▶ ROWS:
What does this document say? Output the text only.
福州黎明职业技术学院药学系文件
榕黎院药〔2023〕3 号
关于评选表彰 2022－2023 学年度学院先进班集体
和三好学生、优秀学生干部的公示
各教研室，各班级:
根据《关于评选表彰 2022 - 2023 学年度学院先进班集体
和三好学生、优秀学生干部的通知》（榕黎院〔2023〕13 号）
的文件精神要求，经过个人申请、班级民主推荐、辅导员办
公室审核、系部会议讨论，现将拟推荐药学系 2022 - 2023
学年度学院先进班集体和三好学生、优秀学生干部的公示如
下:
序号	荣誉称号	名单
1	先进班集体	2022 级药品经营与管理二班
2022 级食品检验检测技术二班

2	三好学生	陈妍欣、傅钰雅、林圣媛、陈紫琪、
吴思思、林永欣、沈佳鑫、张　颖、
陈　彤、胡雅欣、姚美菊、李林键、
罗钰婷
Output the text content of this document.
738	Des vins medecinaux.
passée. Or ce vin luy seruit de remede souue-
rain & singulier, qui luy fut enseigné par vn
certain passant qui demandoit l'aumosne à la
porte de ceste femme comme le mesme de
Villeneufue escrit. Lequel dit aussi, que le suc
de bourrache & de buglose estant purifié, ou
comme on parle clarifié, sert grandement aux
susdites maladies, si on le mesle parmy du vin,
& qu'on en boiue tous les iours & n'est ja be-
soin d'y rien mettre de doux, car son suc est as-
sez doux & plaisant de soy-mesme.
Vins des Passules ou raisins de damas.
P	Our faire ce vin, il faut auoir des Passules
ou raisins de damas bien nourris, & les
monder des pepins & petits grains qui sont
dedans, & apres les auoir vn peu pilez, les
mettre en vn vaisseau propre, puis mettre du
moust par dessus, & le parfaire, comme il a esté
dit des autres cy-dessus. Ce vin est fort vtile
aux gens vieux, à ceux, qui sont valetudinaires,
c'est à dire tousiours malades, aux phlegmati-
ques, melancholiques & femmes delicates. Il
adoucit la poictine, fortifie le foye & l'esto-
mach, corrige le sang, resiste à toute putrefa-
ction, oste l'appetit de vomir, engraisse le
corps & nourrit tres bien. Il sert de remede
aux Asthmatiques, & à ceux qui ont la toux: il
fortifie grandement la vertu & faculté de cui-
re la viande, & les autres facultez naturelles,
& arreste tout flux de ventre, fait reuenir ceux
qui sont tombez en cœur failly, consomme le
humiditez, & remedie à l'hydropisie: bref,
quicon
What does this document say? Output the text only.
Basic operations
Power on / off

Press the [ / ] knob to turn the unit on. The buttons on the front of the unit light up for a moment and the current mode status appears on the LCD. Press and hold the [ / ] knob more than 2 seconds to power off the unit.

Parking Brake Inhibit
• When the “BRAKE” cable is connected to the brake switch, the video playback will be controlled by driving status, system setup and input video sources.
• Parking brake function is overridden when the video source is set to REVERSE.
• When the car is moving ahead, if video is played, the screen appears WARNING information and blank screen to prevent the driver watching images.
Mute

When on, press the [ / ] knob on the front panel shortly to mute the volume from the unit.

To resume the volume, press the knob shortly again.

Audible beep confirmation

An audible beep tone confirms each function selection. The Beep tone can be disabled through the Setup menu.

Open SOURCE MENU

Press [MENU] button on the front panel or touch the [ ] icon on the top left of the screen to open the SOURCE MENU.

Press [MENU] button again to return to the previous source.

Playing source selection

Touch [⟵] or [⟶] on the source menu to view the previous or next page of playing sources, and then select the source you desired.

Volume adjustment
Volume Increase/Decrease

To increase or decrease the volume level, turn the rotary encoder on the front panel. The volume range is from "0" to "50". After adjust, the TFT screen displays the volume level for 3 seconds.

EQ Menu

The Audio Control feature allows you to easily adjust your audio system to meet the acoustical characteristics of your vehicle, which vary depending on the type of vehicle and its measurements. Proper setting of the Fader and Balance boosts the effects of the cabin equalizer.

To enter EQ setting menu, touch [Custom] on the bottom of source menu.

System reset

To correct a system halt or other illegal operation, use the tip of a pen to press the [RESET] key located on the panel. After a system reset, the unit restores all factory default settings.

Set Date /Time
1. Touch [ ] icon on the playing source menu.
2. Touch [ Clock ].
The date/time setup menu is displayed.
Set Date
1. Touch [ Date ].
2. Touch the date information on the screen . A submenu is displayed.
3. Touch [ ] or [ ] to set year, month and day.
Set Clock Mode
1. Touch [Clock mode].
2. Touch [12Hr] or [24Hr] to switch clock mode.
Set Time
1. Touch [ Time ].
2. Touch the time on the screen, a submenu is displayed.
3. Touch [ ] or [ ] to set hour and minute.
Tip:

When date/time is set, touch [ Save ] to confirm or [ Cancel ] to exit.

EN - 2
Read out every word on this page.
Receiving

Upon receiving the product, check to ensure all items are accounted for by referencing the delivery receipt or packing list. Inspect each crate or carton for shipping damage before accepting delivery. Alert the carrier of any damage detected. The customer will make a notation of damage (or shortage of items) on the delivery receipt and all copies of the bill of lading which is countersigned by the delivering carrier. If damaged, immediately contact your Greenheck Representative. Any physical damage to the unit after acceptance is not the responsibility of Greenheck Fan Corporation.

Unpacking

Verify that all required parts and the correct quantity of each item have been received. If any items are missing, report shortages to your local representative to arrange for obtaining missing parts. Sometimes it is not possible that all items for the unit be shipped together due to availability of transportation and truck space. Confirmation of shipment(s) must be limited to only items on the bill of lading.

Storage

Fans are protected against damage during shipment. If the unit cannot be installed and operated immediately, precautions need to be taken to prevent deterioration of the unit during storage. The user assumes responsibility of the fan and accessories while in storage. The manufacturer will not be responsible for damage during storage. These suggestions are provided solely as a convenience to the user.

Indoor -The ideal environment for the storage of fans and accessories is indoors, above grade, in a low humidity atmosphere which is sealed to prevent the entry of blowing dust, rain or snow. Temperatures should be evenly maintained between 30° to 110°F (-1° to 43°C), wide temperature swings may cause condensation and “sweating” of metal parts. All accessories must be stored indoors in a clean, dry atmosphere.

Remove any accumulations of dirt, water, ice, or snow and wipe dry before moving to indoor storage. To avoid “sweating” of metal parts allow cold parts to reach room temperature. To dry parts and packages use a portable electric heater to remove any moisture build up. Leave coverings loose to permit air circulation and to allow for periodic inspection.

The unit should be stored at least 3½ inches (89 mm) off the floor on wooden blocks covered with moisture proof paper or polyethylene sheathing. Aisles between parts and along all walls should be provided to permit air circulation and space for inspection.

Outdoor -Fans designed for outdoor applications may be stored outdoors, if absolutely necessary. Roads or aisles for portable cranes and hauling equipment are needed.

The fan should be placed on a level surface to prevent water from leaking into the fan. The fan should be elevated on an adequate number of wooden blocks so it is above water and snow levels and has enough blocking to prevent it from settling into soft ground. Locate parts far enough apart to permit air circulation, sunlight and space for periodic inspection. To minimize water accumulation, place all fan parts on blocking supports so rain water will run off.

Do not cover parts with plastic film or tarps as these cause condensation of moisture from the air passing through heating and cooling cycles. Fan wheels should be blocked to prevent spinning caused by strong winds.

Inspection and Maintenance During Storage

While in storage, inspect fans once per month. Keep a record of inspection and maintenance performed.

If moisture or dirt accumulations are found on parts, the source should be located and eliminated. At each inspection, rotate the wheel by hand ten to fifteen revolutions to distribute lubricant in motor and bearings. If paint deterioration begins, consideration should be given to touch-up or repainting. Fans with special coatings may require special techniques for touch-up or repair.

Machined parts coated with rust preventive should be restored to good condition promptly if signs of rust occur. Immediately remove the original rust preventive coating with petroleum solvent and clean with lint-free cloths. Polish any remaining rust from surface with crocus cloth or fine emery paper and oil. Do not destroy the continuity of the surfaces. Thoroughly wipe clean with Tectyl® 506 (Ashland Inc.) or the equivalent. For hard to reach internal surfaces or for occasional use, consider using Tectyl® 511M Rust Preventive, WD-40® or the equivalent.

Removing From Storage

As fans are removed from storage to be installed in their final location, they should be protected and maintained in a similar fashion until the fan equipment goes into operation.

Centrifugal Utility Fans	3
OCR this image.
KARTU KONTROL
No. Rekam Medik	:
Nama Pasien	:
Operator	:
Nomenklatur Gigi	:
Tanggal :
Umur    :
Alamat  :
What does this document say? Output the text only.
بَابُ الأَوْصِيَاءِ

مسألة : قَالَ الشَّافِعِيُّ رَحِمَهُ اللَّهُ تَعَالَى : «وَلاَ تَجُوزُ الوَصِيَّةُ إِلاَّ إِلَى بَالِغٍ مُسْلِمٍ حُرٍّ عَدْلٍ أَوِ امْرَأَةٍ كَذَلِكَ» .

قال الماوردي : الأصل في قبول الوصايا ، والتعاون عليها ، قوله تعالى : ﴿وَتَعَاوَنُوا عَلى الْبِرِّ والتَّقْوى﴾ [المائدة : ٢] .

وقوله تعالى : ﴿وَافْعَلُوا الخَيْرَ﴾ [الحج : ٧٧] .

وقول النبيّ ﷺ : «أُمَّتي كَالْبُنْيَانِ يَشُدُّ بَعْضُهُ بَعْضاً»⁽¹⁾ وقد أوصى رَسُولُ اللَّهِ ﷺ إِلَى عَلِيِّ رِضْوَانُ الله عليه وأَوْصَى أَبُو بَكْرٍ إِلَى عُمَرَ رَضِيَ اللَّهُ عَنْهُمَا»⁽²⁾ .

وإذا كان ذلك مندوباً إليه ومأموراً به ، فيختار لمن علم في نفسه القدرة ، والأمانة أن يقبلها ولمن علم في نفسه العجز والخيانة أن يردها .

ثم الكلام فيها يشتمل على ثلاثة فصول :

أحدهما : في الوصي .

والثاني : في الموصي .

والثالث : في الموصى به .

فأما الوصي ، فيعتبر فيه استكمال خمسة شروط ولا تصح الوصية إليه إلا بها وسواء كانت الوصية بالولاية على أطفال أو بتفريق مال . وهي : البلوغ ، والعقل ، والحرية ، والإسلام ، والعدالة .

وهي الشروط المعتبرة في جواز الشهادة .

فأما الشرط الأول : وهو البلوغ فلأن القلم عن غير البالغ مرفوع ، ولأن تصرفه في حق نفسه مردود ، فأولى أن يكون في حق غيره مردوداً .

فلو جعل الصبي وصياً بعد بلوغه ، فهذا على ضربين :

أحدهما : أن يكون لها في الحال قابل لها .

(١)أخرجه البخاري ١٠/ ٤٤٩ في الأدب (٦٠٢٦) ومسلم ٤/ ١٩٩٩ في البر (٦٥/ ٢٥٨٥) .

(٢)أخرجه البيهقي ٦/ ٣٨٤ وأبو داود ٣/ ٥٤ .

▶ WHAT IS EXPECTED: Check each line of the records for "Passules" and copy the ones that contain it.

▶ RESULT OF THIS TASK:
Vins des Passules ou raisins de damas.
P	Our faire ce vin, il faut auoir des Passules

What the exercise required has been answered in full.